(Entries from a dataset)
-- -- --
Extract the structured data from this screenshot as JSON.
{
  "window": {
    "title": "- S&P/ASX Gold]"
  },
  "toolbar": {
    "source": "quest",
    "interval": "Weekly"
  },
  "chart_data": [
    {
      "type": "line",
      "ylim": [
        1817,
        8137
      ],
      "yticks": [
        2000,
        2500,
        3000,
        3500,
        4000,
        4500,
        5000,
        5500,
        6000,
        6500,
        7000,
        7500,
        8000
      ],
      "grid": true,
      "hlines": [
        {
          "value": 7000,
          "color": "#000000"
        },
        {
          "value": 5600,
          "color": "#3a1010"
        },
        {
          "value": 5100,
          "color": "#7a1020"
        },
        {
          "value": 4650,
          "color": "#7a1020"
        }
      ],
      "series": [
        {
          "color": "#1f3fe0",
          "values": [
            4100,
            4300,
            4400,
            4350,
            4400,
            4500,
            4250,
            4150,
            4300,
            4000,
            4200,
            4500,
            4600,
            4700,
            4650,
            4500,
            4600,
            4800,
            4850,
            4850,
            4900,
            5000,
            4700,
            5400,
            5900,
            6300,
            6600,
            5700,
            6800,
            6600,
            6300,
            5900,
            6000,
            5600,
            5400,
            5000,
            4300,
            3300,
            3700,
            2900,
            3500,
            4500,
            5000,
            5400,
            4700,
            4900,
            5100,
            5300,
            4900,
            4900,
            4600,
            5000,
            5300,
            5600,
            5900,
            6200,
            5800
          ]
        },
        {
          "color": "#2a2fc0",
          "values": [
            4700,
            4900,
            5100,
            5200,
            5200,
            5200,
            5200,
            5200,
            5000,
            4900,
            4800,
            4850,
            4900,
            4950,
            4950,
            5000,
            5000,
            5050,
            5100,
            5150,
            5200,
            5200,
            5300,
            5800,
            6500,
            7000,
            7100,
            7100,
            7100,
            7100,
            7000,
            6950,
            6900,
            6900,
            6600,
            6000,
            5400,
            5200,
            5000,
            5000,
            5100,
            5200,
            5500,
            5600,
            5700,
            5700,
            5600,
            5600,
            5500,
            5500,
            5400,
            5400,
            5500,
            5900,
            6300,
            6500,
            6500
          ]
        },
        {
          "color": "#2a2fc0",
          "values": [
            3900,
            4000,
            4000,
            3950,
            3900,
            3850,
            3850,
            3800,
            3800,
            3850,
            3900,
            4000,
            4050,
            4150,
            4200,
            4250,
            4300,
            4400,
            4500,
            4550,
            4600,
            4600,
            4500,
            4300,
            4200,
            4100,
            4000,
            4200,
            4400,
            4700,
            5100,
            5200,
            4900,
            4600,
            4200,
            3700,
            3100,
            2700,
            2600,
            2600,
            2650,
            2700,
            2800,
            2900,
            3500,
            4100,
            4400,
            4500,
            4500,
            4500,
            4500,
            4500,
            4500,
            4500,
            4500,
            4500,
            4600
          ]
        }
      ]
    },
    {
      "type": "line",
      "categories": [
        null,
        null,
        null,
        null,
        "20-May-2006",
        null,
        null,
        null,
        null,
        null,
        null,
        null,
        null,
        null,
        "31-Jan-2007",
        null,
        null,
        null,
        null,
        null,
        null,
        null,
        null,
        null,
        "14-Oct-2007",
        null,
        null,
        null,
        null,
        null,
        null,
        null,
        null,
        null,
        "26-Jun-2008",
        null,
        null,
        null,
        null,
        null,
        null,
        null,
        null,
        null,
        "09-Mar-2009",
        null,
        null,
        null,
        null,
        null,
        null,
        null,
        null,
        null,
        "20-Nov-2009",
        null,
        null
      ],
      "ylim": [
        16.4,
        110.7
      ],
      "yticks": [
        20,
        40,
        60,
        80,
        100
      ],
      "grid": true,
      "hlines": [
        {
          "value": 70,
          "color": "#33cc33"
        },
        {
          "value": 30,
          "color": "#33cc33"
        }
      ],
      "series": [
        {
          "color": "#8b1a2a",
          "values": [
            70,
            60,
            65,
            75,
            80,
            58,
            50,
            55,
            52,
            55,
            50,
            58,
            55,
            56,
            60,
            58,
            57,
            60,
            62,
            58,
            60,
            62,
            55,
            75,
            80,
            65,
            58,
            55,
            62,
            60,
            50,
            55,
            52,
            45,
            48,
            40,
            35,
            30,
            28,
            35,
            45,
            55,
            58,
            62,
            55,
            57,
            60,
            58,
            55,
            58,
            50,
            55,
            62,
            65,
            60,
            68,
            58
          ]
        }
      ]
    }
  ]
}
-- -- --
*Written request:* Copy out all of the records above with nothing altered.

*Solution:*
Extract the structured data from this screenshot as JSON.
{
  "window": {
    "title": "- S&P/ASX Gold]"
  },
  "toolbar": {
    "source": "quest",
    "interval": "Weekly"
  },
  "chart_data": [
    {
      "type": "line",
      "ylim": [
        1817,
        8137
      ],
      "yticks": [
        2000,
        2500,
        3000,
        3500,
        4000,
        4500,
        5000,
        5500,
        6000,
        6500,
        7000,
        7500,
        8000
      ],
      "grid": true,
      "hlines": [
        {
          "value": 7000,
          "color": "#000000"
        },
        {
          "value": 5600,
          "color": "#3a1010"
        },
        {
          "value": 5100,
          "color": "#7a1020"
        },
        {
          "value": 4650,
          "color": "#7a1020"
        }
      ],
      "series": [
        {
          "color": "#1f3fe0",
          "values": [
            4100,
            4300,
            4400,
            4350,
            4400,
            4500,
            4250,
            4150,
            4300,
            4000,
            4200,
            4500,
            4600,
            4700,
            4650,
            4500,
            4600,
            4800,
            4850,
            4850,
            4900,
            5000,
            4700,
            5400,
            5900,
            6300,
            6600,
            5700,
            6800,
            6600,
            6300,
            5900,
            6000,
            5600,
            5400,
            5000,
            4300,
            3300,
            3700,
            2900,
            3500,
            4500,
            5000,
            5400,
            4700,
            4900,
            5100,
            5300,
            4900,
            4900,
            4600,
            5000,
            5300,
            5600,
            5900,
            6200,
            5800
          ]
        },
        {
          "color": "#2a2fc0",
          "values": [
            4700,
            4900,
            5100,
            5200,
            5200,
            5200,
            5200,
            5200,
            5000,
            4900,
            4800,
            4850,
            4900,
            4950,
            4950,
            5000,
            5000,
            5050,
            5100,
            5150,
            5200,
            5200,
            5300,
            5800,
            6500,
            7000,
            7100,
            7100,
            7100,
            7100,
            7000,
            6950,
            6900,
            6900,
            6600,
            6000,
            5400,
            5200,
            5000,
            5000,
            5100,
            5200,
            5500,
            5600,
            5700,
            5700,
            5600,
            5600,
            5500,
            5500,
            5400,
            5400,
            5500,
            5900,
            6300,
            6500,
            6500
          ]
        },
        {
          "color": "#2a2fc0",
          "values": [
            3900,
            4000,
            4000,
            3950,
            3900,
            3850,
            3850,
            3800,
            3800,
            3850,
            3900,
            4000,
            4050,
            4150,
            4200,
            4250,
            4300,
            4400,
            4500,
            4550,
            4600,
            4600,
            4500,
            4300,
            4200,
            4100,
            4000,
            4200,
            4400,
            4700,
            5100,
            5200,
            4900,
            4600,
            4200,
            3700,
            3100,
            2700,
            2600,
            2600,
            2650,
            2700,
            2800,
            2900,
            3500,
            4100,
            4400,
            4500,
            4500,
            4500,
            4500,
            4500,
            4500,
            4500,
            4500,
            4500,
            4600
          ]
        }
      ]
    },
    {
      "type": "line",
      "categories": [
        null,
        null,
        null,
        null,
        "20-May-2006",
        null,
        null,
        null,
        null,
        null,
        null,
        null,
        null,
        null,
        "31-Jan-2007",
        null,
        null,
        null,
        null,
        null,
        null,
        null,
        null,
        null,
        "14-Oct-2007",
        null,
        null,
        null,
        null,
        null,
        null,
        null,
        null,
        null,
        "26-Jun-2008",
        null,
        null,
        null,
        null,
        null,
        null,
        null,
        null,
        null,
        "09-Mar-2009",
        null,
        null,
        null,
        null,
        null,
        null,
        null,
        null,
        null,
        "20-Nov-2009",
        null,
        null
      ],
      "ylim": [
        16.4,
        110.7
      ],
      "yticks": [
        20,
        40,
        60,
        80,
        100
      ],
      "grid": true,
      "hlines": [
        {
          "value": 70,
          "color": "#33cc33"
        },
        {
          "value": 30,
          "color": "#33cc33"
        }
      ],
      "series": [
        {
          "color": "#8b1a2a",
          "values": [
            70,
            60,
            65,
            75,
            80,
            58,
            50,
            55,
            52,
            55,
            50,
            58,
            55,
            56,
            60,
            58,
            57,
            60,
            62,
            58,
            60,
            62,
            55,
            75,
            80,
            65,
            58,
            55,
            62,
            60,
            50,
            55,
            52,
            45,
            48,
            40,
            35,
            30,
            28,
            35,
            45,
            55,
            58,
            62,
            55,
            57,
            60,
            58,
            55,
            58,
            50,
            55,
            62,
            65,
            60,
            68,
            58
          ]
        }
      ]
    }
  ]
}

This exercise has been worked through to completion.